## start

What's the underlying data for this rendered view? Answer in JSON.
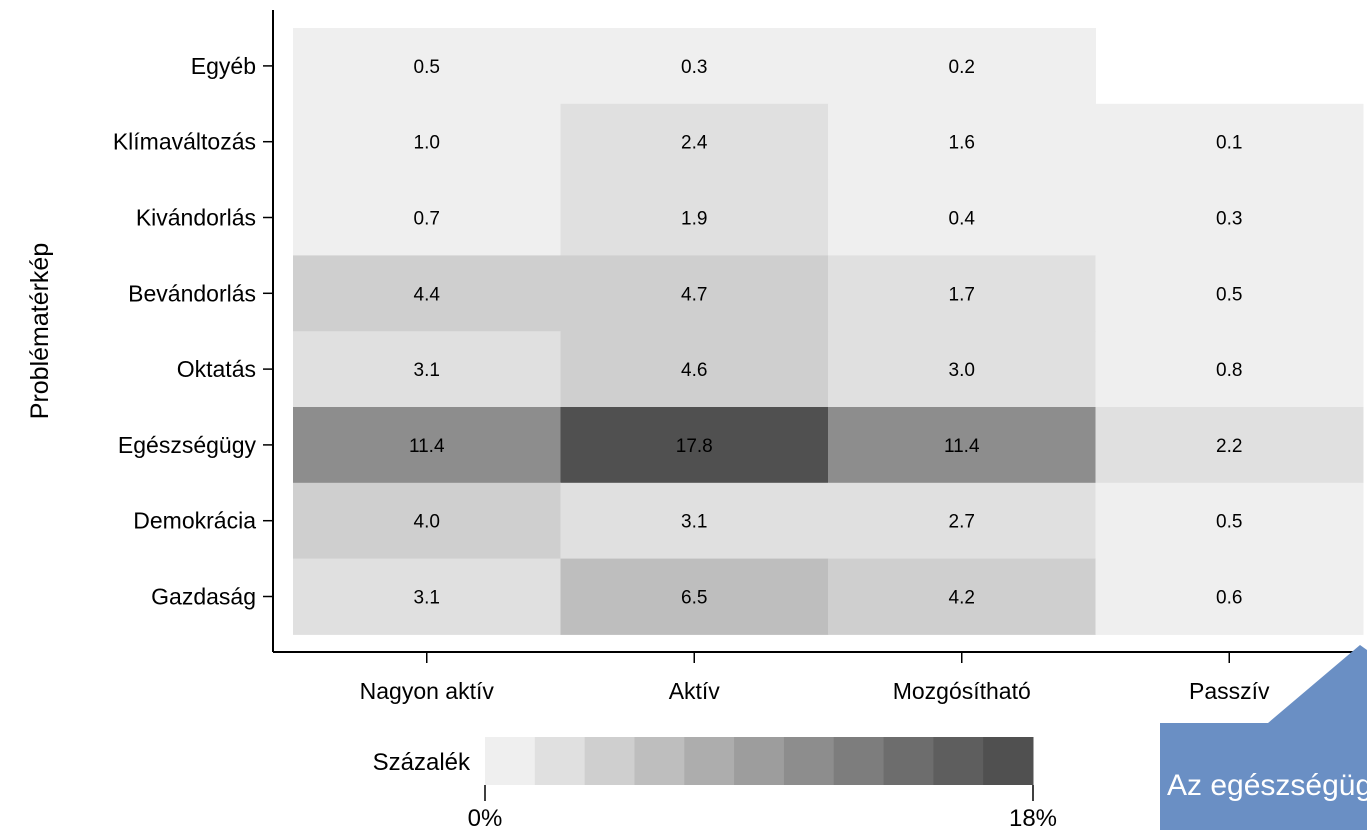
{
  "chart_data": {
    "type": "heatmap",
    "ylabel": "Problématérkép",
    "xlabel": "",
    "categories_x": [
      "Nagyon aktív",
      "Aktív",
      "Mozgósítható",
      "Passzív"
    ],
    "categories_y": [
      "Egyéb",
      "Klímaváltozás",
      "Kivándorlás",
      "Bevándorlás",
      "Oktatás",
      "Egészségügy",
      "Demokrácia",
      "Gazdaság"
    ],
    "values": [
      [
        0.5,
        0.3,
        0.2,
        null
      ],
      [
        1.0,
        2.4,
        1.6,
        0.1
      ],
      [
        0.7,
        1.9,
        0.4,
        0.3
      ],
      [
        4.4,
        4.7,
        1.7,
        0.5
      ],
      [
        3.1,
        4.6,
        3.0,
        0.8
      ],
      [
        11.4,
        17.8,
        11.4,
        2.2
      ],
      [
        4.0,
        3.1,
        2.7,
        0.5
      ],
      [
        3.1,
        6.5,
        4.2,
        0.6
      ]
    ],
    "value_labels": [
      [
        "0.5",
        "0.3",
        "0.2",
        ""
      ],
      [
        "1.0",
        "2.4",
        "1.6",
        "0.1"
      ],
      [
        "0.7",
        "1.9",
        "0.4",
        "0.3"
      ],
      [
        "4.4",
        "4.7",
        "1.7",
        "0.5"
      ],
      [
        "3.1",
        "4.6",
        "3.0",
        "0.8"
      ],
      [
        "11.4",
        "17.8",
        "11.4",
        "2.2"
      ],
      [
        "4.0",
        "3.1",
        "2.7",
        "0.5"
      ],
      [
        "3.1",
        "6.5",
        "4.2",
        "0.6"
      ]
    ],
    "legend": {
      "title": "Százalék",
      "min_label": "0%",
      "max_label": "18%",
      "min": 0,
      "max": 18,
      "steps": 11,
      "colors": [
        "#efefef",
        "#e0e0e0",
        "#cfcfcf",
        "#bebebe",
        "#adadad",
        "#9d9d9d",
        "#8d8d8d",
        "#7d7d7d",
        "#6d6d6d",
        "#5e5e5e",
        "#505050"
      ]
    },
    "grid": false
  },
  "callout": {
    "text": "Az egészségügy",
    "color": "#6a8fc4"
  }
}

## end

Goal:
Transcribe every entry word for word, but omit the pictures.

Task response:
What's the underlying data for this rendered view? Answer in JSON.
{
  "chart_data": {
    "type": "heatmap",
    "ylabel": "Problématérkép",
    "xlabel": "",
    "categories_x": [
      "Nagyon aktív",
      "Aktív",
      "Mozgósítható",
      "Passzív"
    ],
    "categories_y": [
      "Egyéb",
      "Klímaváltozás",
      "Kivándorlás",
      "Bevándorlás",
      "Oktatás",
      "Egészségügy",
      "Demokrácia",
      "Gazdaság"
    ],
    "values": [
      [
        0.5,
        0.3,
        0.2,
        null
      ],
      [
        1.0,
        2.4,
        1.6,
        0.1
      ],
      [
        0.7,
        1.9,
        0.4,
        0.3
      ],
      [
        4.4,
        4.7,
        1.7,
        0.5
      ],
      [
        3.1,
        4.6,
        3.0,
        0.8
      ],
      [
        11.4,
        17.8,
        11.4,
        2.2
      ],
      [
        4.0,
        3.1,
        2.7,
        0.5
      ],
      [
        3.1,
        6.5,
        4.2,
        0.6
      ]
    ],
    "value_labels": [
      [
        "0.5",
        "0.3",
        "0.2",
        ""
      ],
      [
        "1.0",
        "2.4",
        "1.6",
        "0.1"
      ],
      [
        "0.7",
        "1.9",
        "0.4",
        "0.3"
      ],
      [
        "4.4",
        "4.7",
        "1.7",
        "0.5"
      ],
      [
        "3.1",
        "4.6",
        "3.0",
        "0.8"
      ],
      [
        "11.4",
        "17.8",
        "11.4",
        "2.2"
      ],
      [
        "4.0",
        "3.1",
        "2.7",
        "0.5"
      ],
      [
        "3.1",
        "6.5",
        "4.2",
        "0.6"
      ]
    ],
    "legend": {
      "title": "Százalék",
      "min_label": "0%",
      "max_label": "18%",
      "min": 0,
      "max": 18,
      "steps": 11,
      "colors": [
        "#efefef",
        "#e0e0e0",
        "#cfcfcf",
        "#bebebe",
        "#adadad",
        "#9d9d9d",
        "#8d8d8d",
        "#7d7d7d",
        "#6d6d6d",
        "#5e5e5e",
        "#505050"
      ]
    },
    "grid": false
  },
  "callout": {
    "text": "Az egészségügy",
    "color": "#6a8fc4"
  }
}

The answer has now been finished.